■ **Task instructions**:
Write out word for word each line from the one containing "Output a JSON" through the close of the listing, including both ends. Pictures do not belong in the copy.

■ **Data entries**:
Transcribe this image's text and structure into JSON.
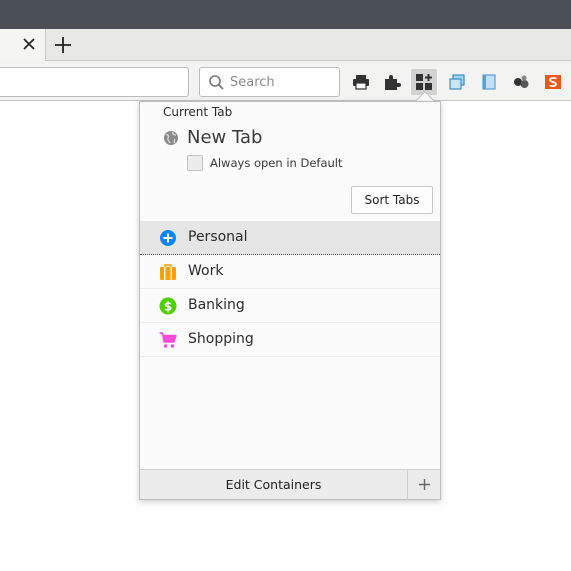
{
  "toolbar": {
    "search_placeholder": "Search"
  },
  "panel": {
    "current_tab_label": "Current Tab",
    "tab_title": "New Tab",
    "always_open_label": "Always open in Default",
    "sort_tabs_label": "Sort Tabs",
    "containers": [
      {
        "label": "Personal",
        "color": "#0a84ff",
        "icon": "fingerprint-plus-icon"
      },
      {
        "label": "Work",
        "color": "#ff9f00",
        "icon": "briefcase-icon"
      },
      {
        "label": "Banking",
        "color": "#51cd00",
        "icon": "dollar-icon"
      },
      {
        "label": "Shopping",
        "color": "#ff4bda",
        "icon": "cart-icon"
      }
    ],
    "edit_containers_label": "Edit Containers"
  }
}
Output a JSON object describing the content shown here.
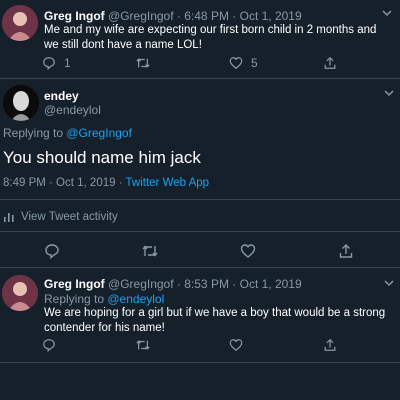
{
  "tweet1": {
    "name": "Greg Ingof",
    "handle": "@GregIngof",
    "time": "· 6:48 PM · Oct 1, 2019",
    "text": "Me and my wife are expecting our first born child in 2 months and we still dont have a name LOL!",
    "actions": {
      "reply": "1",
      "retweet": "",
      "like": "5"
    }
  },
  "main": {
    "name": "endey",
    "handle": "@endeylol",
    "replying_prefix": "Replying to ",
    "replying_handle": "@GregIngof",
    "text": "You should name him jack",
    "time": "8:49 PM · Oct 1, 2019 · ",
    "source": "Twitter Web App",
    "activity": "View Tweet activity"
  },
  "tweet3": {
    "name": "Greg Ingof",
    "handle": "@GregIngof",
    "time": "· 8:53 PM · Oct 1, 2019",
    "replying_prefix": "Replying to ",
    "replying_handle": "@endeylol",
    "text": "We are hoping for a girl but if we have a boy that would be a strong contender for his name!"
  },
  "colors": {
    "background": "#15202b",
    "muted": "#8899a6",
    "link": "#1da1f2",
    "divider": "#38444d"
  },
  "icons": [
    "reply-icon",
    "retweet-icon",
    "like-icon",
    "share-icon",
    "chevron-down-icon",
    "activity-icon"
  ]
}
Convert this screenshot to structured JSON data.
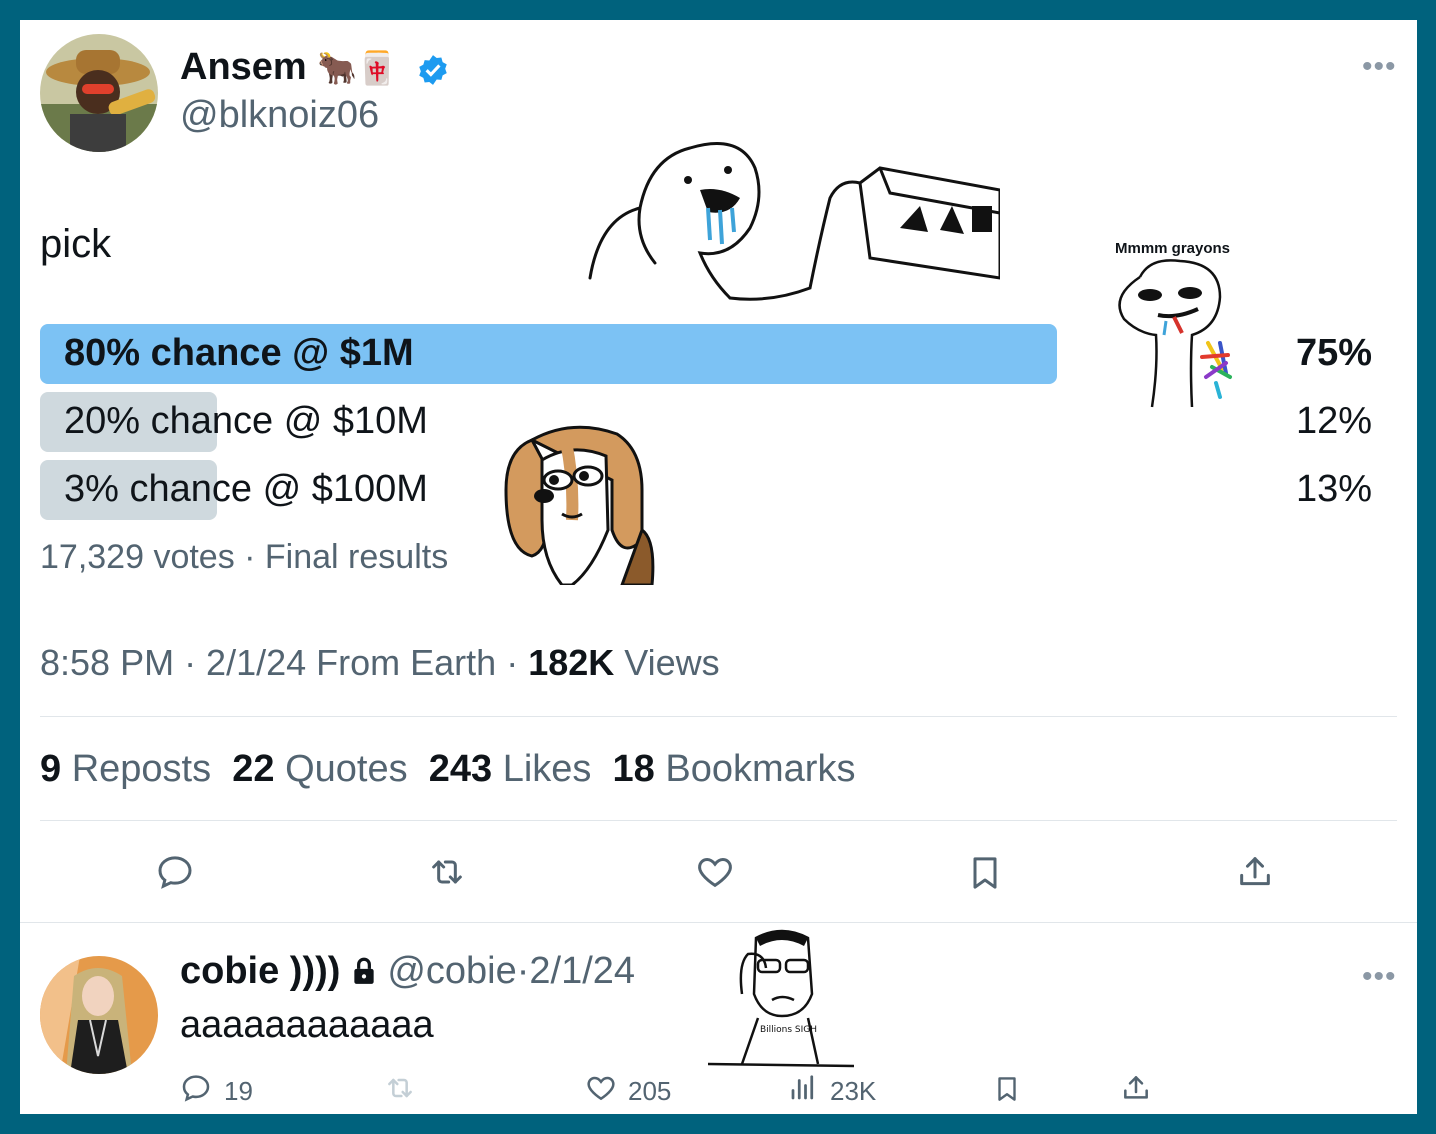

■ **Result below**:
Output a JSON object describing the content shown here.
{
  "tweet1": {
    "name": "Greg Ingof",
    "handle": "@GregIngof",
    "time": "· 6:48 PM · Oct 1, 2019",
    "text": "Me and my wife are expecting our first born child in 2 months and we still dont have a name LOL!",
    "actions": {
      "reply": "1",
      "retweet": "",
      "like": "5"
    }
  },
  "main": {
    "name": "endey",
    "handle": "@endeylol",
    "replying_prefix": "Replying to ",
    "replying_handle": "@GregIngof",
    "text": "You should name him jack",
    "time": "8:49 PM · Oct 1, 2019 · ",
    "source": "Twitter Web App",
    "activity": "View Tweet activity"
  },
  "tweet3": {
    "name": "Greg Ingof",
    "handle": "@GregIngof",
    "time": "· 8:53 PM · Oct 1, 2019",
    "replying_prefix": "Replying to ",
    "replying_handle": "@endeylol",
    "text": "We are hoping for a girl but if we have a boy that would be a strong contender for his name!"
  },
  "colors": {
    "background": "#15202b",
    "muted": "#8899a6",
    "link": "#1da1f2",
    "divider": "#38444d"
  },
  "icons": [
    "reply-icon",
    "retweet-icon",
    "like-icon",
    "share-icon",
    "chevron-down-icon",
    "activity-icon"
  ]
}
Convert this screenshot to structured JSON data.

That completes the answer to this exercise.